Work task: Give every line of the data again, exactly.

Data to examine:
######

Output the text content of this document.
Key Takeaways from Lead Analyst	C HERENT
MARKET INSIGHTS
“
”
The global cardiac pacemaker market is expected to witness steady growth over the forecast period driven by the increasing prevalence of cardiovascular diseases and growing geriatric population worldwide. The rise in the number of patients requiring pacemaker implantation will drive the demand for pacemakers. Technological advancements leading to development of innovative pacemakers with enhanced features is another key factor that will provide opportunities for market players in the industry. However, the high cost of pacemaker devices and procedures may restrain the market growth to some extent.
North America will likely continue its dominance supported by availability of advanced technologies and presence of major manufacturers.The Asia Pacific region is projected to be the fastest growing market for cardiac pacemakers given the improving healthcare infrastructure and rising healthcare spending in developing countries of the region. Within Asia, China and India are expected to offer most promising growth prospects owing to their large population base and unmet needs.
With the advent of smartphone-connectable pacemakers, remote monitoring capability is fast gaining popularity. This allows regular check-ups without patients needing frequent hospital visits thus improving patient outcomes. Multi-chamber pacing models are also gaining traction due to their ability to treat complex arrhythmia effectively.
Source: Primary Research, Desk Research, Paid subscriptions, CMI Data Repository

######

Written answer:
Output the text content of this document.
Key Takeaways from Lead Analyst	C HERENT
MARKET INSIGHTS
“
”
The global cardiac pacemaker market is expected to witness steady growth over the forecast period driven by the increasing prevalence of cardiovascular diseases and growing geriatric population worldwide. The rise in the number of patients requiring pacemaker implantation will drive the demand for pacemakers. Technological advancements leading to development of innovative pacemakers with enhanced features is another key factor that will provide opportunities for market players in the industry. However, the high cost of pacemaker devices and procedures may restrain the market growth to some extent.
North America will likely continue its dominance supported by availability of advanced technologies and presence of major manufacturers.The Asia Pacific region is projected to be the fastest growing market for cardiac pacemakers given the improving healthcare infrastructure and rising healthcare spending in developing countries of the region. Within Asia, China and India are expected to offer most promising growth prospects owing to their large population base and unmet needs.
With the advent of smartphone-connectable pacemakers, remote monitoring capability is fast gaining popularity. This allows regular check-ups without patients needing frequent hospital visits thus improving patient outcomes. Multi-chamber pacing models are also gaining traction due to their ability to treat complex arrhythmia effectively.
Source: Primary Research, Desk Research, Paid subscriptions, CMI Data Repository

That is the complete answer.